Saved entries:
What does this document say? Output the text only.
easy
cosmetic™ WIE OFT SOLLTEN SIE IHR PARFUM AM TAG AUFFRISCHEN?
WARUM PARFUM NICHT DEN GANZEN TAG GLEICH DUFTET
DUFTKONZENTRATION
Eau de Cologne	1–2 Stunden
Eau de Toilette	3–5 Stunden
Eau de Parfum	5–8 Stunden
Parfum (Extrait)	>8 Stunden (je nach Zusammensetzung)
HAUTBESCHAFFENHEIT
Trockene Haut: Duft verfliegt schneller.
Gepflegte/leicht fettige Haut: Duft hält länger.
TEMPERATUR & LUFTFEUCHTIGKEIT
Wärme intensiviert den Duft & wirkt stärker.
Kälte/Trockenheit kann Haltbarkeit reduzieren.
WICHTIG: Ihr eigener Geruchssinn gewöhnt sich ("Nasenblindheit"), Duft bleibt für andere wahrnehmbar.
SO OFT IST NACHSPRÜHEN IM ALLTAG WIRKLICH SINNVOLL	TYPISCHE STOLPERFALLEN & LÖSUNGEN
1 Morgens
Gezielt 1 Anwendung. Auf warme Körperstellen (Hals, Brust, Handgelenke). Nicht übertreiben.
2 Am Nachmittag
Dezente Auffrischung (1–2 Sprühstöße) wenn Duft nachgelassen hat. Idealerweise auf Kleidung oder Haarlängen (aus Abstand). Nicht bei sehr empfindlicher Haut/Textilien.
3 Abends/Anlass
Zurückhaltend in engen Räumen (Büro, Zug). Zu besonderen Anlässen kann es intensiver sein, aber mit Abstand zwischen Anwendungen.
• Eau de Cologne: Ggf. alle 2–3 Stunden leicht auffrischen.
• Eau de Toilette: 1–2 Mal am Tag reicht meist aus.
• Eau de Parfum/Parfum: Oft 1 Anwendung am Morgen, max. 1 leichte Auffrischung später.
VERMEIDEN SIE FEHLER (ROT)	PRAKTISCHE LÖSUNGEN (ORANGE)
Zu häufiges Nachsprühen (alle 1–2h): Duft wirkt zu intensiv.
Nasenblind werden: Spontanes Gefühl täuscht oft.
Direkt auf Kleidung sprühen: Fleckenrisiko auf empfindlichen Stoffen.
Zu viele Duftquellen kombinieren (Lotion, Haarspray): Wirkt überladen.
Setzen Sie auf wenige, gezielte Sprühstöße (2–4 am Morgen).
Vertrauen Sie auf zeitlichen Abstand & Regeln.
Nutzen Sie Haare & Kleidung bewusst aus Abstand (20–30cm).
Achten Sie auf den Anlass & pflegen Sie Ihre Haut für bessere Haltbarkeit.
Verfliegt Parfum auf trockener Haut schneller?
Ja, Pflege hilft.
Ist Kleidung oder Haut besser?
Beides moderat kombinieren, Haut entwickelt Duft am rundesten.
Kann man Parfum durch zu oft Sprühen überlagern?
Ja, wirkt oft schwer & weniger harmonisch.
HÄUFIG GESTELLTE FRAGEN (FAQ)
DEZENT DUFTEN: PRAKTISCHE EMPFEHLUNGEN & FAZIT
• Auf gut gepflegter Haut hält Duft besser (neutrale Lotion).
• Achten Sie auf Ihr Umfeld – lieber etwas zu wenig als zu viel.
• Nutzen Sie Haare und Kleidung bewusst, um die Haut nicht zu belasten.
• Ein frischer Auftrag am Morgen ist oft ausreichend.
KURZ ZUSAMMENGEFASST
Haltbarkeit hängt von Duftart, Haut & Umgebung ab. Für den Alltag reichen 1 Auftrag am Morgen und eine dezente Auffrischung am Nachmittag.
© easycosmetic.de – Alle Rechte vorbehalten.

Given request:
Copy each line above containing the string "LÖSUNGEN".

Expected answer:
SO OFT IST NACHSPRÜHEN IM ALLTAG WIRKLICH SINNVOLL	TYPISCHE STOLPERFALLEN & LÖSUNGEN
VERMEIDEN SIE FEHLER (ROT)	PRAKTISCHE LÖSUNGEN (ORANGE)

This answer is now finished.